Short exercise: Every line of the data that contains the string "value" must be copied.

*** Records supplied ***

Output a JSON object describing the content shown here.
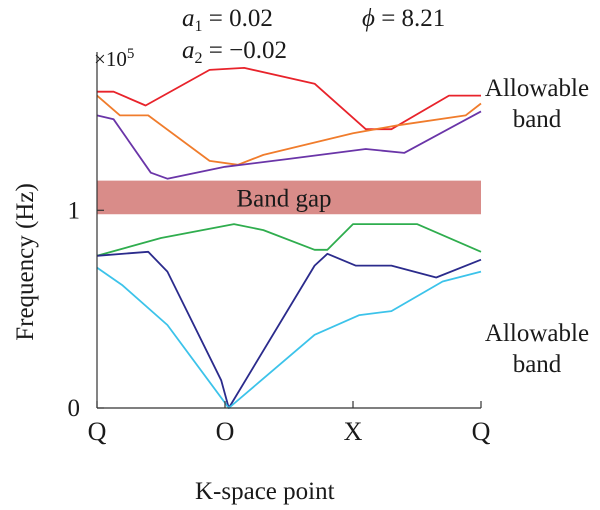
{
  "params": {
    "a1": {
      "symbol": "a",
      "sub": "1",
      "value": "= 0.02"
    },
    "a2": {
      "symbol": "a",
      "sub": "2",
      "value": "= −0.02"
    },
    "phi": {
      "symbol": "ϕ",
      "value": "= 8.21"
    }
  },
  "y_multiplier": {
    "base": "×10",
    "exp": "5"
  },
  "annotations": {
    "band_gap": "Band gap",
    "upper_band": [
      "Allowable",
      "band"
    ],
    "lower_band": [
      "Allowable",
      "band"
    ]
  },
  "chart_data": {
    "type": "line",
    "xlabel": "K-space point",
    "ylabel": "Frequency (Hz)",
    "xlim": [
      0,
      3
    ],
    "ylim": [
      0,
      1.75
    ],
    "x_ticks": [
      {
        "value": 0,
        "label": "Q"
      },
      {
        "value": 1,
        "label": "O"
      },
      {
        "value": 2,
        "label": "X"
      },
      {
        "value": 3,
        "label": "Q"
      }
    ],
    "y_ticks": [
      {
        "value": 0,
        "label": "0"
      },
      {
        "value": 1,
        "label": "1"
      }
    ],
    "band_gap": {
      "y0": 0.98,
      "y1": 1.15,
      "color": "#d98c89"
    },
    "series": [
      {
        "color": "#e8232b",
        "points": [
          [
            0,
            1.6
          ],
          [
            0.13,
            1.6
          ],
          [
            0.38,
            1.53
          ],
          [
            0.88,
            1.71
          ],
          [
            1.15,
            1.72
          ],
          [
            1.7,
            1.64
          ],
          [
            2.1,
            1.41
          ],
          [
            2.3,
            1.41
          ],
          [
            2.75,
            1.58
          ],
          [
            3,
            1.58
          ]
        ]
      },
      {
        "color": "#f07c2c",
        "points": [
          [
            0,
            1.58
          ],
          [
            0.18,
            1.48
          ],
          [
            0.4,
            1.48
          ],
          [
            0.88,
            1.25
          ],
          [
            1.1,
            1.23
          ],
          [
            1.3,
            1.28
          ],
          [
            2.0,
            1.39
          ],
          [
            2.35,
            1.43
          ],
          [
            2.88,
            1.48
          ],
          [
            3,
            1.54
          ]
        ]
      },
      {
        "color": "#6a35a8",
        "points": [
          [
            0,
            1.48
          ],
          [
            0.13,
            1.46
          ],
          [
            0.42,
            1.19
          ],
          [
            0.55,
            1.16
          ],
          [
            1.0,
            1.22
          ],
          [
            1.5,
            1.26
          ],
          [
            2.1,
            1.31
          ],
          [
            2.4,
            1.29
          ],
          [
            3,
            1.5
          ]
        ]
      },
      {
        "color": "#2fad4e",
        "points": [
          [
            0,
            0.77
          ],
          [
            0.5,
            0.86
          ],
          [
            1.07,
            0.93
          ],
          [
            1.3,
            0.9
          ],
          [
            1.7,
            0.8
          ],
          [
            1.8,
            0.8
          ],
          [
            2.0,
            0.93
          ],
          [
            2.5,
            0.93
          ],
          [
            3,
            0.79
          ]
        ]
      },
      {
        "color": "#2b2b8c",
        "points": [
          [
            0,
            0.77
          ],
          [
            0.4,
            0.79
          ],
          [
            0.55,
            0.69
          ],
          [
            0.97,
            0.14
          ],
          [
            1.03,
            0.0
          ],
          [
            1.7,
            0.72
          ],
          [
            1.8,
            0.78
          ],
          [
            2.02,
            0.72
          ],
          [
            2.3,
            0.72
          ],
          [
            2.65,
            0.66
          ],
          [
            3,
            0.75
          ]
        ]
      },
      {
        "color": "#3cc3ea",
        "points": [
          [
            0,
            0.71
          ],
          [
            0.2,
            0.62
          ],
          [
            0.55,
            0.42
          ],
          [
            1.03,
            0.0
          ],
          [
            1.7,
            0.37
          ],
          [
            2.05,
            0.47
          ],
          [
            2.3,
            0.49
          ],
          [
            2.7,
            0.64
          ],
          [
            3,
            0.69
          ]
        ]
      }
    ]
  }
}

***

In response:
      "value": "= 0.02"
      "value": "= −0.02"
      "value": "= 8.21"
        "value": 0,
        "value": 1,
        "value": 2,
        "value": 3,
        "value": 0,
        "value": 1,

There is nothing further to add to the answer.